Look through the data below and return each line where "Nutzung" appears.

▸ Supplied information:
* * * * * * * * *

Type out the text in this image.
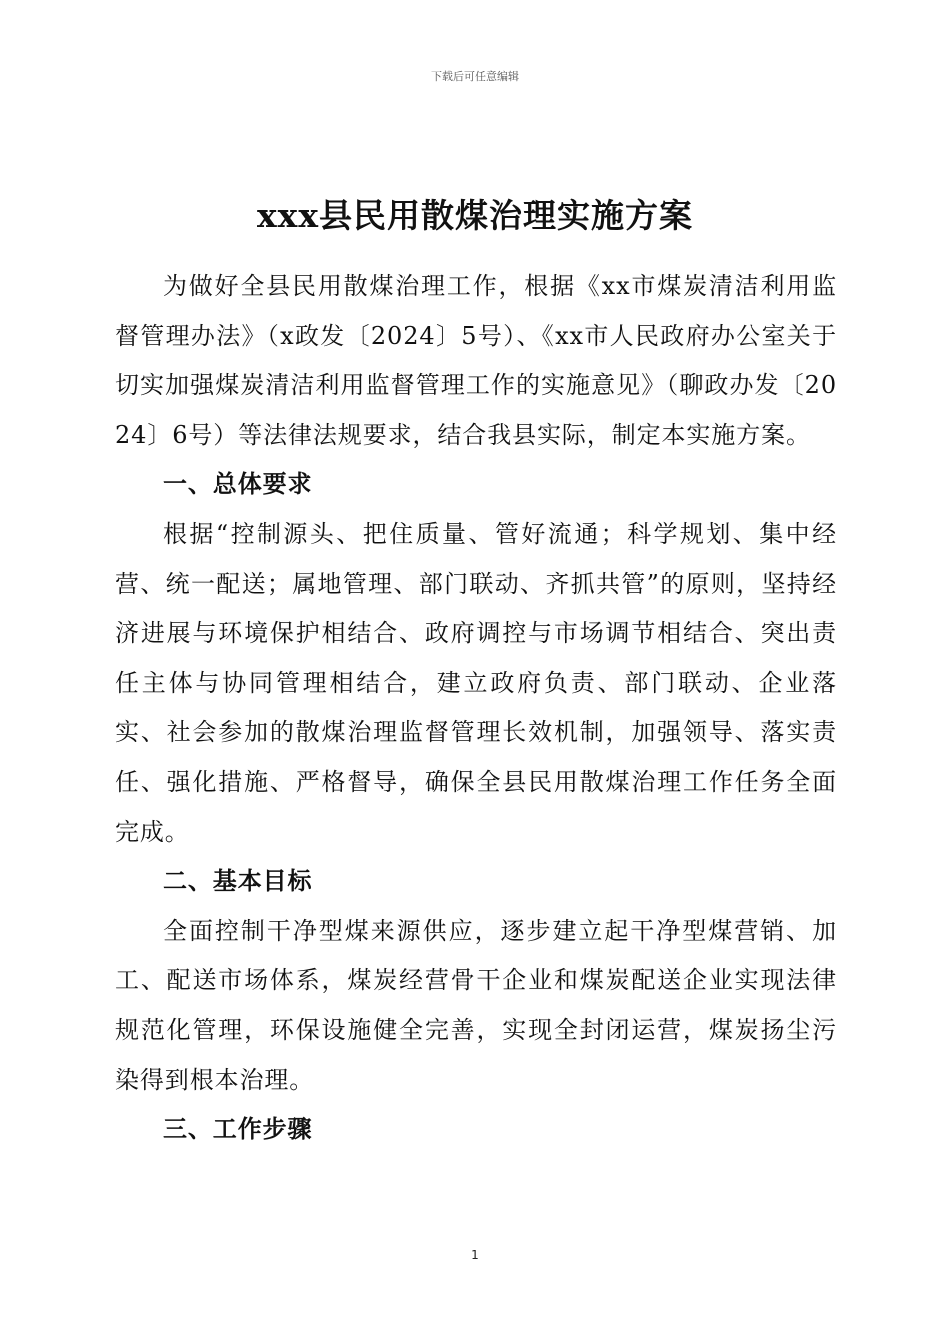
下载后可任意编辑
xxx县民用散煤治理实施方案

为做好全县民用散煤治理工作，根据《xx市煤炭清洁利用监督管理办法》（x政发〔2024〕5号）、《xx市人民政府办公室关于切实加强煤炭清洁利用监督管理工作的实施意见》（聊政办发〔2024〕6号）等法律法规要求，结合我县实际，制定本实施方案。

一、总体要求

根据“控制源头、把住质量、管好流通；科学规划、集中经营、统一配送；属地管理、部门联动、齐抓共管”的原则，坚持经济进展与环境保护相结合、政府调控与市场调节相结合、突出责任主体与协同管理相结合，建立政府负责、部门联动、企业落实、社会参加的散煤治理监督管理长效机制，加强领导、落实责任、强化措施、严格督导，确保全县民用散煤治理工作任务全面完成。

二、基本目标

全面控制干净型煤来源供应，逐步建立起干净型煤营销、加工、配送市场体系，煤炭经营骨干企业和煤炭配送企业实现法律规范化管理，环保设施健全完善，实现全封闭运营，煤炭扬尘污染得到根本治理。

三、工作步骤

1
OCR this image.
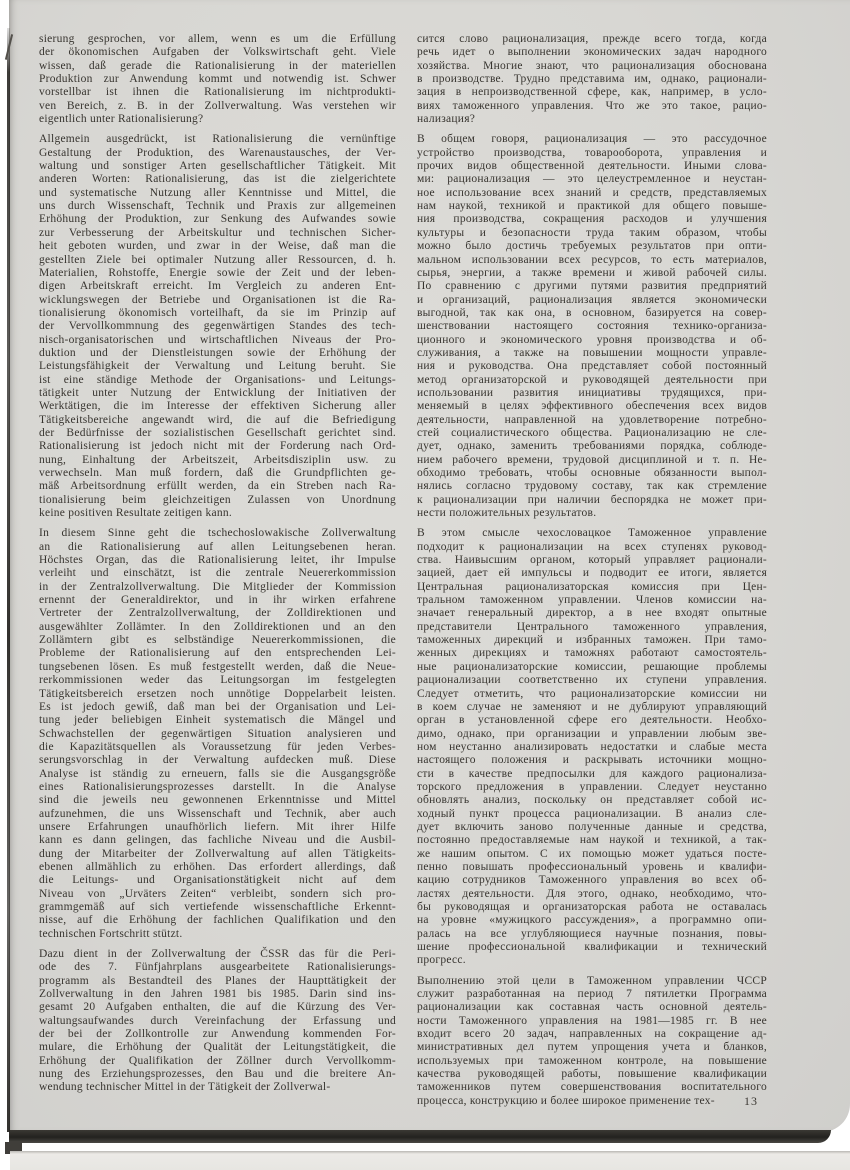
sierung gesprochen, vor allem, wenn es um die Erfüllung
der ökonomischen Aufgaben der Volkswirtschaft geht. Viele
wissen, daß gerade die Rationalisierung in der materiellen
Produktion zur Anwendung kommt und notwendig ist. Schwer
vorstellbar ist ihnen die Rationalisierung im nichtprodukti-
ven Bereich, z. B. in der Zollverwaltung. Was verstehen wir
eigentlich unter Rationalisierung?
Allgemein ausgedrückt, ist Rationalisierung die vernünftige
Gestaltung der Produktion, des Warenaustausches, der Ver-
waltung und sonstiger Arten gesellschaftlicher Tätigkeit. Mit
anderen Worten: Rationalisierung, das ist die zielgerichtete
und systematische Nutzung aller Kenntnisse und Mittel, die
uns durch Wissenschaft, Technik und Praxis zur allgemeinen
Erhöhung der Produktion, zur Senkung des Aufwandes sowie
zur Verbesserung der Arbeitskultur und technischen Sicher-
heit geboten wurden, und zwar in der Weise, daß man die
gestellten Ziele bei optimaler Nutzung aller Ressourcen, d. h.
Materialien, Rohstoffe, Energie sowie der Zeit und der leben-
digen Arbeitskraft erreicht. Im Vergleich zu anderen Ent-
wicklungswegen der Betriebe und Organisationen ist die Ra-
tionalisierung ökonomisch vorteilhaft, da sie im Prinzip auf
der Vervollkommnung des gegenwärtigen Standes des tech-
nisch-organisatorischen und wirtschaftlichen Niveaus der Pro-
duktion und der Dienstleistungen sowie der Erhöhung der
Leistungsfähigkeit der Verwaltung und Leitung beruht. Sie
ist eine ständige Methode der Organisations- und Leitungs-
tätigkeit unter Nutzung der Entwicklung der Initiativen der
Werktätigen, die im Interesse der effektiven Sicherung aller
Tätigkeitsbereiche angewandt wird, die auf die Befriedigung
der Bedürfnisse der sozialistischen Gesellschaft gerichtet sind.
Rationalisierung ist jedoch nicht mit der Forderung nach Ord-
nung, Einhaltung der Arbeitszeit, Arbeitsdisziplin usw. zu
verwechseln. Man muß fordern, daß die Grundpflichten ge-
mäß Arbeitsordnung erfüllt werden, da ein Streben nach Ra-
tionalisierung beim gleichzeitigen Zulassen von Unordnung
keine positiven Resultate zeitigen kann.
In diesem Sinne geht die tschechoslowakische Zollverwaltung
an die Rationalisierung auf allen Leitungsebenen heran.
Höchstes Organ, das die Rationalisierung leitet, ihr Impulse
verleiht und einschätzt, ist die zentrale Neuererkommission
in der Zentralzollverwaltung. Die Mitglieder der Kommission
ernennt der Generaldirektor, und in ihr wirken erfahrene
Vertreter der Zentralzollverwaltung, der Zolldirektionen und
ausgewählter Zollämter. In den Zolldirektionen und an den
Zollämtern gibt es selbständige Neuererkommissionen, die
Probleme der Rationalisierung auf den entsprechenden Lei-
tungsebenen lösen. Es muß festgestellt werden, daß die Neue-
rerkommissionen weder das Leitungsorgan im festgelegten
Tätigkeitsbereich ersetzen noch unnötige Doppelarbeit leisten.
Es ist jedoch gewiß, daß man bei der Organisation und Lei-
tung jeder beliebigen Einheit systematisch die Mängel und
Schwachstellen der gegenwärtigen Situation analysieren und
die Kapazitätsquellen als Voraussetzung für jeden Verbes-
serungsvorschlag in der Verwaltung aufdecken muß. Diese
Analyse ist ständig zu erneuern, falls sie die Ausgangsgröße
eines Rationalisierungsprozesses darstellt. In die Analyse
sind die jeweils neu gewonnenen Erkenntnisse und Mittel
aufzunehmen, die uns Wissenschaft und Technik, aber auch
unsere Erfahrungen unaufhörlich liefern. Mit ihrer Hilfe
kann es dann gelingen, das fachliche Niveau und die Ausbil-
dung der Mitarbeiter der Zollverwaltung auf allen Tätigkeits-
ebenen allmählich zu erhöhen. Das erfordert allerdings, daß
die Leitungs- und Organisationstätigkeit nicht auf dem
Niveau von „Urväters Zeiten“ verbleibt, sondern sich pro-
grammgemäß auf sich vertiefende wissenschaftliche Erkennt-
nisse, auf die Erhöhung der fachlichen Qualifikation und den
technischen Fortschritt stützt.
Dazu dient in der Zollverwaltung der ČSSR das für die Peri-
ode des 7. Fünfjahrplans ausgearbeitete Rationalisierungs-
programm als Bestandteil des Planes der Haupttätigkeit der
Zollverwaltung in den Jahren 1981 bis 1985. Darin sind ins-
gesamt 20 Aufgaben enthalten, die auf die Kürzung des Ver-
waltungsaufwandes durch Vereinfachung der Erfassung und
der bei der Zollkontrolle zur Anwendung kommenden For-
mulare, die Erhöhung der Qualität der Leitungstätigkeit, die
Erhöhung der Qualifikation der Zöllner durch Vervollkomm-
nung des Erziehungsprozesses, den Bau und die breitere An-
wendung technischer Mittel in der Tätigkeit der Zollverwal-
сится слово рационализация, прежде всего тогда, когда
речь идет о выполнении экономических задач народного
хозяйства. Многие знают, что рационализация обоснована
в производстве. Трудно представима им, однако, рационали-
зация в непроизводственной сфере, как, например, в усло-
виях таможенного управления. Что же это такое, рацио-
нализация?
В общем говоря, рационализация — это рассудочное
устройство производства, товарооборота, управления и
прочих видов общественной деятельности. Иными слова-
ми: рационализация — это целеустремленное и неустан-
ное использование всех знаний и средств, представляемых
нам наукой, техникой и практикой для общего повыше-
ния производства, сокращения расходов и улучшения
культуры и безопасности труда таким образом, чтобы
можно было достичь требуемых результатов при опти-
мальном использовании всех ресурсов, то есть материалов,
сырья, энергии, а также времени и живой рабочей силы.
По сравнению с другими путями развития предприятий
и организаций, рационализация является экономически
выгодной, так как она, в основном, базируется на совер-
шенствовании настоящего состояния технико-организа-
ционного и экономического уровня производства и об-
служивания, а также на повышении мощности управле-
ния и руководства. Она представляет собой постоянный
метод организаторской и руководящей деятельности при
использовании развития инициативы трудящихся, при-
меняемый в целях эффективного обеспечения всех видов
деятельности, направленной на удовлетворение потребно-
стей социалистического общества. Рационализацию не сле-
дует, однако, заменить требованиями порядка, соблюде-
нием рабочего времени, трудовой дисциплиной и т. п. Не-
обходимо требовать, чтобы основные обязанности выпол-
нялись согласно трудовому составу, так как стремление
к рационализации при наличии беспорядка не может при-
нести положительных результатов.
В этом смысле чехословацкое Таможенное управление
подходит к рационализации на всех ступенях руковод-
ства. Наивысшим органом, который управляет рационали-
зацией, дает ей импульсы и подводит ее итоги, является
Центральная рационализаторская комиссия при Цен-
тральном таможенном управлении. Членов комиссии на-
значает генеральный директор, а в нее входят опытные
представители Центрального таможенного управления,
таможенных дирекций и избранных таможен. При тамо-
женных дирекциях и таможнях работают самостоятель-
ные рационализаторские комиссии, решающие проблемы
рационализации соответственно их ступени управления.
Следует отметить, что рационализаторские комиссии ни
в коем случае не заменяют и не дублируют управляющий
орган в установленной сфере его деятельности. Необхо-
димо, однако, при организации и управлении любым зве-
ном неустанно анализировать недостатки и слабые места
настоящего положения и раскрывать источники мощно-
сти в качестве предпосылки для каждого рационализа-
торского предложения в управлении. Следует неустанно
обновлять анализ, поскольку он представляет собой ис-
ходный пункт процесса рационализации. В анализ сле-
дует включить заново полученные данные и средства,
постоянно предоставляемые нам наукой и техникой, а так-
же нашим опытом. С их помощью может удаться посте-
пенно повышать профессиональный уровень и квалифи-
кацию сотрудников Таможенного управления во всех об-
ластях деятельности. Для этого, однако, необходимо, что-
бы руководящая и организаторская работа не оставалась
на уровне «мужицкого рассуждения», а программно опи-
ралась на все углубляющиеся научные познания, повы-
шение профессиональной квалификации и технический
прогресс.
Выполнению этой цели в Таможенном управлении ЧССР
служит разработанная на период 7 пятилетки Программа
рационализации как составная часть основной деятель-
ности Таможенного управления на 1981—1985 гг. В нее
входит всего 20 задач, направленных на сокращение ад-
министративных дел путем упрощения учета и бланков,
используемых при таможенном контроле, на повышение
качества руководящей работы, повышение квалификации
таможенников путем совершенствования воспитательного
процесса, конструкцию и более широкое применение тех-	13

* * * * * * * * *

▸ Result of this task:
und systematische Nutzung aller Kenntnisse und Mittel, die
gestellten Ziele bei optimaler Nutzung aller Ressourcen, d. h.
tätigkeit unter Nutzung der Entwicklung der Initiativen der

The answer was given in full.